• Source material:
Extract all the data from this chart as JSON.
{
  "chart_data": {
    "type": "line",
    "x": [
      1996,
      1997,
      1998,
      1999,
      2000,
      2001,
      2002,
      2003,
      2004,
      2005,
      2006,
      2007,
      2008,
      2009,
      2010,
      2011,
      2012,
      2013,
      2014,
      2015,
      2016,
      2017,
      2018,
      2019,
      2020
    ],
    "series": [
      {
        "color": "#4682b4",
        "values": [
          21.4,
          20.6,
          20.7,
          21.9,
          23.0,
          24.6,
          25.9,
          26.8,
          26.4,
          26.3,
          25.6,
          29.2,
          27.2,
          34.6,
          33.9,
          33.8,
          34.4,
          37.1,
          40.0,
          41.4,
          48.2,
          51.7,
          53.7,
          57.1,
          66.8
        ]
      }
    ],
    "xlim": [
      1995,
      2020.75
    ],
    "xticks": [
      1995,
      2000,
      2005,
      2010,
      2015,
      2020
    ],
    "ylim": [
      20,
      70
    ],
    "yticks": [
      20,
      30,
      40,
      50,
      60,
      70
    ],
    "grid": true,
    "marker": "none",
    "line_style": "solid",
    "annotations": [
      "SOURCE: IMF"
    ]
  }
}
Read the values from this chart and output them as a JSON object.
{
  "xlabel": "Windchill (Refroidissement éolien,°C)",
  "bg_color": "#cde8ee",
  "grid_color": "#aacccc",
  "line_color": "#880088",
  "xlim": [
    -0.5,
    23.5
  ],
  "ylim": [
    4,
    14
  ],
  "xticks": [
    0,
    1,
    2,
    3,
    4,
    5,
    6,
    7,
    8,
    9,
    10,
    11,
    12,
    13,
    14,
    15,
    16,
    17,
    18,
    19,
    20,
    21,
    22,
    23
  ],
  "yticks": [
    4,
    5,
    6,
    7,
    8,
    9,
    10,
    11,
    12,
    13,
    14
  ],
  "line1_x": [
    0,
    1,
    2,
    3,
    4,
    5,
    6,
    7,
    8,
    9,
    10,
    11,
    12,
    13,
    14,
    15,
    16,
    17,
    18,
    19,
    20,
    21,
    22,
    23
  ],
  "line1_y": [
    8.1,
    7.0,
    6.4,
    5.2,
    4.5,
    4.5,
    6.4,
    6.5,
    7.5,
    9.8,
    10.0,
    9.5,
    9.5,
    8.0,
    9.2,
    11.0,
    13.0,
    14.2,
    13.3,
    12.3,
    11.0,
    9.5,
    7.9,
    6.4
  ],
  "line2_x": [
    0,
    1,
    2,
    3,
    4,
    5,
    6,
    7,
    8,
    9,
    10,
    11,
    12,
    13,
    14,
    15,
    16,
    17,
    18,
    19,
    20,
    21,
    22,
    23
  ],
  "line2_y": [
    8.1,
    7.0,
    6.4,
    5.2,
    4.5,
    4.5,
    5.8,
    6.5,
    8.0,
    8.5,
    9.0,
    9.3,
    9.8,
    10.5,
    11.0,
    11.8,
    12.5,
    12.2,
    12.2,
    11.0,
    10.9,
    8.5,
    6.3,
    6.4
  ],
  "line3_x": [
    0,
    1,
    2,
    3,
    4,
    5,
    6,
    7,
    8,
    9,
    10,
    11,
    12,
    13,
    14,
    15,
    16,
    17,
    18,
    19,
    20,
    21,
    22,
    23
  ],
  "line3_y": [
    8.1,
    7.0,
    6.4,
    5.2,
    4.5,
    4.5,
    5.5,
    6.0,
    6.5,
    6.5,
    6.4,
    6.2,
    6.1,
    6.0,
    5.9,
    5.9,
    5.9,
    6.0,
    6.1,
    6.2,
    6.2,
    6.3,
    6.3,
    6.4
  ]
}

• Your goal:
Across the records, count the lines holding the string "JSON". Give the number and stop.

• The reply:
2